Task instructions:
Transcribe each record below word for word.

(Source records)
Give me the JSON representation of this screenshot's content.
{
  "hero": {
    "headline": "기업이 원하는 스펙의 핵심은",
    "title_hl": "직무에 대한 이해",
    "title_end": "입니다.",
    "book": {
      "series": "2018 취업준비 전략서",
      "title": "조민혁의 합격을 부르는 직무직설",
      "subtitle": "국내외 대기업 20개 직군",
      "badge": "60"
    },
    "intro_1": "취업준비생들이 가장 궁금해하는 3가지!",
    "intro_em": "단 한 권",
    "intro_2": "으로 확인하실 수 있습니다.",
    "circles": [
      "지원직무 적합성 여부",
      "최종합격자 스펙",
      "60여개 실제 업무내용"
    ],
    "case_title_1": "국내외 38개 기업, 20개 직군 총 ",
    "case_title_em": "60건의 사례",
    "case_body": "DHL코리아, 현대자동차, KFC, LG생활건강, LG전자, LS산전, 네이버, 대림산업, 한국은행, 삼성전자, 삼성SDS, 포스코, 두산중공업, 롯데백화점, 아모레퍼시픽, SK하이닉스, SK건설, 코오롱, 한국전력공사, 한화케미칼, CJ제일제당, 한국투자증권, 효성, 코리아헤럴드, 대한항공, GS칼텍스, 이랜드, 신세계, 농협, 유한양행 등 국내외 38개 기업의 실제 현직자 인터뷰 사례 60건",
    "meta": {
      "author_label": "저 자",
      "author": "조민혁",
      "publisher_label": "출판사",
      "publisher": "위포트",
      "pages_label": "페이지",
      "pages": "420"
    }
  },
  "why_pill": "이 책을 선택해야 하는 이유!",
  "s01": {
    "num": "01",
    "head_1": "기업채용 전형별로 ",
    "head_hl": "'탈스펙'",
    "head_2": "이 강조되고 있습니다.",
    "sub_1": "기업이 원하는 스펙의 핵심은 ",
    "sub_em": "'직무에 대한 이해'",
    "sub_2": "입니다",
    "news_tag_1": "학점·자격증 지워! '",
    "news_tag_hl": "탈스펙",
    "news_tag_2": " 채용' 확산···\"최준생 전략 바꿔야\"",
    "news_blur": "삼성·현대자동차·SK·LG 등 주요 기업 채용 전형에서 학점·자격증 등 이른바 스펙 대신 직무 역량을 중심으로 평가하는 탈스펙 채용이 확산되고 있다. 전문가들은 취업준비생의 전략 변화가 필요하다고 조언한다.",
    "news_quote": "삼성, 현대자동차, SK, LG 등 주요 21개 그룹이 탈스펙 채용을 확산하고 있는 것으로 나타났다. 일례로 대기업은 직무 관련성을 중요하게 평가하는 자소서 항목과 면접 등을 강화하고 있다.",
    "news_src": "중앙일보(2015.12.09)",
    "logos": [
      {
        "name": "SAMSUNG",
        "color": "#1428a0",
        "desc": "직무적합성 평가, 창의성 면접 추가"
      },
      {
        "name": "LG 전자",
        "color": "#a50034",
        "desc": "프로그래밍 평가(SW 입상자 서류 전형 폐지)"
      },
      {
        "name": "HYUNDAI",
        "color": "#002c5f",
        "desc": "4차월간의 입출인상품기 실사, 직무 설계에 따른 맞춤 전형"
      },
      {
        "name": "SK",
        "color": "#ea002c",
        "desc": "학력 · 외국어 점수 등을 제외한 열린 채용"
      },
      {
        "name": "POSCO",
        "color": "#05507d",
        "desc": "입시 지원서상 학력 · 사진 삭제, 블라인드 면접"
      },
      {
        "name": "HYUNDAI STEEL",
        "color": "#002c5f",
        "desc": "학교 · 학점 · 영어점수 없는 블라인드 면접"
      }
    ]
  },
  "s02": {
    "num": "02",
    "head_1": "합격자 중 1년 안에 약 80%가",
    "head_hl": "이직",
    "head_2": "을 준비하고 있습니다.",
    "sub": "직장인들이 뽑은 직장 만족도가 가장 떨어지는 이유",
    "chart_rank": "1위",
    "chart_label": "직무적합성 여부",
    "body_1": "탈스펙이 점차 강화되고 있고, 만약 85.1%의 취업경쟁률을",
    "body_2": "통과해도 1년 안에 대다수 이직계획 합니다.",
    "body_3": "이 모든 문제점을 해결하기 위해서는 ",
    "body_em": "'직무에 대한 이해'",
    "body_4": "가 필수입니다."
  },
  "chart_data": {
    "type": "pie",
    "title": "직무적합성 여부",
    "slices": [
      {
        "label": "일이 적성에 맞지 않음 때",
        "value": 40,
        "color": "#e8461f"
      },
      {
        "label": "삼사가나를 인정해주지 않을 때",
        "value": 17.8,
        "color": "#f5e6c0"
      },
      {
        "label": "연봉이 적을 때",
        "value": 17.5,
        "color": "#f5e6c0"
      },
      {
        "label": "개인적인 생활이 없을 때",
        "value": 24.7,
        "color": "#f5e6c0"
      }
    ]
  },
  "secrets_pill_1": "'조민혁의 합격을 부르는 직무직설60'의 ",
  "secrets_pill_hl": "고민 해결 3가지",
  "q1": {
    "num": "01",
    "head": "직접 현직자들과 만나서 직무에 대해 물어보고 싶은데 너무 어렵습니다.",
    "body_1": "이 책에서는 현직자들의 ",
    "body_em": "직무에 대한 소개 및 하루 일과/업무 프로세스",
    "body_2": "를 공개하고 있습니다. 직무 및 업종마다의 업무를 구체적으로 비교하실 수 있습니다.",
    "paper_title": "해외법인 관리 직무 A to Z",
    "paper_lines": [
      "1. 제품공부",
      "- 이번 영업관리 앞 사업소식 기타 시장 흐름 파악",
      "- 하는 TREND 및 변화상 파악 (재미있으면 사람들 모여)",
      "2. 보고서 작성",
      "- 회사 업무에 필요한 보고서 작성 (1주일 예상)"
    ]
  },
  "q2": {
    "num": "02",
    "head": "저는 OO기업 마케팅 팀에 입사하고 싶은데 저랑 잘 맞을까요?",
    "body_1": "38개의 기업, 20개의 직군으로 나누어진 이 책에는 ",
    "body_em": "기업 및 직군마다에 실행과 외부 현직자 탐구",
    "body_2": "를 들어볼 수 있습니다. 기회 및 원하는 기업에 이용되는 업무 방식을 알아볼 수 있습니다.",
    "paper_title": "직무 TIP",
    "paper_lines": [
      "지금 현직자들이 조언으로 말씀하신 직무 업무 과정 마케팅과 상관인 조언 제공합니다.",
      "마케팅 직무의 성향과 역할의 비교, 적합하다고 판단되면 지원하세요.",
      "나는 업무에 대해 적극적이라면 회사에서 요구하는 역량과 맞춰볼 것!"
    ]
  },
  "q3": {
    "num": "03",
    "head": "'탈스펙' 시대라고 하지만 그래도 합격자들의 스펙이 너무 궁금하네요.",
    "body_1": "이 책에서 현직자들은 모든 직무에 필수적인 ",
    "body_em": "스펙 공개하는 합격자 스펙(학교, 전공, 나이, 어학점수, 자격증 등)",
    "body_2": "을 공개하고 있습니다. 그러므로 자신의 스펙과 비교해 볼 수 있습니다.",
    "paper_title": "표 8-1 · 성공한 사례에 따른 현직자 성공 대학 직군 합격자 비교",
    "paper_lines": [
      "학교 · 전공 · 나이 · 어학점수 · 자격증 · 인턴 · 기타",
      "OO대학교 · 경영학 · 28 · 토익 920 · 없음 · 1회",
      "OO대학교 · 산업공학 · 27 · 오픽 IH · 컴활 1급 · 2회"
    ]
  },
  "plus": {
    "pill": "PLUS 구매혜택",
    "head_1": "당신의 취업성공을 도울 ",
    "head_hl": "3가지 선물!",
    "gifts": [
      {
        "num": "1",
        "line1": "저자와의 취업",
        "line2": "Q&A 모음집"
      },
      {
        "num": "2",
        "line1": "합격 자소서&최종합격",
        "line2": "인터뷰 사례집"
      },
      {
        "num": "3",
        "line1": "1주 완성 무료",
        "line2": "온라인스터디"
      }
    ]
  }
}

Exercise solution:
Give me the JSON representation of this screenshot's content.
{
  "hero": {
    "headline": "기업이 원하는 스펙의 핵심은",
    "title_hl": "직무에 대한 이해",
    "title_end": "입니다.",
    "book": {
      "series": "2018 취업준비 전략서",
      "title": "조민혁의 합격을 부르는 직무직설",
      "subtitle": "국내외 대기업 20개 직군",
      "badge": "60"
    },
    "intro_1": "취업준비생들이 가장 궁금해하는 3가지!",
    "intro_em": "단 한 권",
    "intro_2": "으로 확인하실 수 있습니다.",
    "circles": [
      "지원직무 적합성 여부",
      "최종합격자 스펙",
      "60여개 실제 업무내용"
    ],
    "case_title_1": "국내외 38개 기업, 20개 직군 총 ",
    "case_title_em": "60건의 사례",
    "case_body": "DHL코리아, 현대자동차, KFC, LG생활건강, LG전자, LS산전, 네이버, 대림산업, 한국은행, 삼성전자, 삼성SDS, 포스코, 두산중공업, 롯데백화점, 아모레퍼시픽, SK하이닉스, SK건설, 코오롱, 한국전력공사, 한화케미칼, CJ제일제당, 한국투자증권, 효성, 코리아헤럴드, 대한항공, GS칼텍스, 이랜드, 신세계, 농협, 유한양행 등 국내외 38개 기업의 실제 현직자 인터뷰 사례 60건",
    "meta": {
      "author_label": "저 자",
      "author": "조민혁",
      "publisher_label": "출판사",
      "publisher": "위포트",
      "pages_label": "페이지",
      "pages": "420"
    }
  },
  "why_pill": "이 책을 선택해야 하는 이유!",
  "s01": {
    "num": "01",
    "head_1": "기업채용 전형별로 ",
    "head_hl": "'탈스펙'",
    "head_2": "이 강조되고 있습니다.",
    "sub_1": "기업이 원하는 스펙의 핵심은 ",
    "sub_em": "'직무에 대한 이해'",
    "sub_2": "입니다",
    "news_tag_1": "학점·자격증 지워! '",
    "news_tag_hl": "탈스펙",
    "news_tag_2": " 채용' 확산···\"최준생 전략 바꿔야\"",
    "news_blur": "삼성·현대자동차·SK·LG 등 주요 기업 채용 전형에서 학점·자격증 등 이른바 스펙 대신 직무 역량을 중심으로 평가하는 탈스펙 채용이 확산되고 있다. 전문가들은 취업준비생의 전략 변화가 필요하다고 조언한다.",
    "news_quote": "삼성, 현대자동차, SK, LG 등 주요 21개 그룹이 탈스펙 채용을 확산하고 있는 것으로 나타났다. 일례로 대기업은 직무 관련성을 중요하게 평가하는 자소서 항목과 면접 등을 강화하고 있다.",
    "news_src": "중앙일보(2015.12.09)",
    "logos": [
      {
        "name": "SAMSUNG",
        "color": "#1428a0",
        "desc": "직무적합성 평가, 창의성 면접 추가"
      },
      {
        "name": "LG 전자",
        "color": "#a50034",
        "desc": "프로그래밍 평가(SW 입상자 서류 전형 폐지)"
      },
      {
        "name": "HYUNDAI",
        "color": "#002c5f",
        "desc": "4차월간의 입출인상품기 실사, 직무 설계에 따른 맞춤 전형"
      },
      {
        "name": "SK",
        "color": "#ea002c",
        "desc": "학력 · 외국어 점수 등을 제외한 열린 채용"
      },
      {
        "name": "POSCO",
        "color": "#05507d",
        "desc": "입시 지원서상 학력 · 사진 삭제, 블라인드 면접"
      },
      {
        "name": "HYUNDAI STEEL",
        "color": "#002c5f",
        "desc": "학교 · 학점 · 영어점수 없는 블라인드 면접"
      }
    ]
  },
  "s02": {
    "num": "02",
    "head_1": "합격자 중 1년 안에 약 80%가",
    "head_hl": "이직",
    "head_2": "을 준비하고 있습니다.",
    "sub": "직장인들이 뽑은 직장 만족도가 가장 떨어지는 이유",
    "chart_rank": "1위",
    "chart_label": "직무적합성 여부",
    "body_1": "탈스펙이 점차 강화되고 있고, 만약 85.1%의 취업경쟁률을",
    "body_2": "통과해도 1년 안에 대다수 이직계획 합니다.",
    "body_3": "이 모든 문제점을 해결하기 위해서는 ",
    "body_em": "'직무에 대한 이해'",
    "body_4": "가 필수입니다."
  },
  "chart_data": {
    "type": "pie",
    "title": "직무적합성 여부",
    "slices": [
      {
        "label": "일이 적성에 맞지 않음 때",
        "value": 40,
        "color": "#e8461f"
      },
      {
        "label": "삼사가나를 인정해주지 않을 때",
        "value": 17.8,
        "color": "#f5e6c0"
      },
      {
        "label": "연봉이 적을 때",
        "value": 17.5,
        "color": "#f5e6c0"
      },
      {
        "label": "개인적인 생활이 없을 때",
        "value": 24.7,
        "color": "#f5e6c0"
      }
    ]
  },
  "secrets_pill_1": "'조민혁의 합격을 부르는 직무직설60'의 ",
  "secrets_pill_hl": "고민 해결 3가지",
  "q1": {
    "num": "01",
    "head": "직접 현직자들과 만나서 직무에 대해 물어보고 싶은데 너무 어렵습니다.",
    "body_1": "이 책에서는 현직자들의 ",
    "body_em": "직무에 대한 소개 및 하루 일과/업무 프로세스",
    "body_2": "를 공개하고 있습니다. 직무 및 업종마다의 업무를 구체적으로 비교하실 수 있습니다.",
    "paper_title": "해외법인 관리 직무 A to Z",
    "paper_lines": [
      "1. 제품공부",
      "- 이번 영업관리 앞 사업소식 기타 시장 흐름 파악",
      "- 하는 TREND 및 변화상 파악 (재미있으면 사람들 모여)",
      "2. 보고서 작성",
      "- 회사 업무에 필요한 보고서 작성 (1주일 예상)"
    ]
  },
  "q2": {
    "num": "02",
    "head": "저는 OO기업 마케팅 팀에 입사하고 싶은데 저랑 잘 맞을까요?",
    "body_1": "38개의 기업, 20개의 직군으로 나누어진 이 책에는 ",
    "body_em": "기업 및 직군마다에 실행과 외부 현직자 탐구",
    "body_2": "를 들어볼 수 있습니다. 기회 및 원하는 기업에 이용되는 업무 방식을 알아볼 수 있습니다.",
    "paper_title": "직무 TIP",
    "paper_lines": [
      "지금 현직자들이 조언으로 말씀하신 직무 업무 과정 마케팅과 상관인 조언 제공합니다.",
      "마케팅 직무의 성향과 역할의 비교, 적합하다고 판단되면 지원하세요.",
      "나는 업무에 대해 적극적이라면 회사에서 요구하는 역량과 맞춰볼 것!"
    ]
  },
  "q3": {
    "num": "03",
    "head": "'탈스펙' 시대라고 하지만 그래도 합격자들의 스펙이 너무 궁금하네요.",
    "body_1": "이 책에서 현직자들은 모든 직무에 필수적인 ",
    "body_em": "스펙 공개하는 합격자 스펙(학교, 전공, 나이, 어학점수, 자격증 등)",
    "body_2": "을 공개하고 있습니다. 그러므로 자신의 스펙과 비교해 볼 수 있습니다.",
    "paper_title": "표 8-1 · 성공한 사례에 따른 현직자 성공 대학 직군 합격자 비교",
    "paper_lines": [
      "학교 · 전공 · 나이 · 어학점수 · 자격증 · 인턴 · 기타",
      "OO대학교 · 경영학 · 28 · 토익 920 · 없음 · 1회",
      "OO대학교 · 산업공학 · 27 · 오픽 IH · 컴활 1급 · 2회"
    ]
  },
  "plus": {
    "pill": "PLUS 구매혜택",
    "head_1": "당신의 취업성공을 도울 ",
    "head_hl": "3가지 선물!",
    "gifts": [
      {
        "num": "1",
        "line1": "저자와의 취업",
        "line2": "Q&A 모음집"
      },
      {
        "num": "2",
        "line1": "합격 자소서&최종합격",
        "line2": "인터뷰 사례집"
      },
      {
        "num": "3",
        "line1": "1주 완성 무료",
        "line2": "온라인스터디"
      }
    ]
  }
}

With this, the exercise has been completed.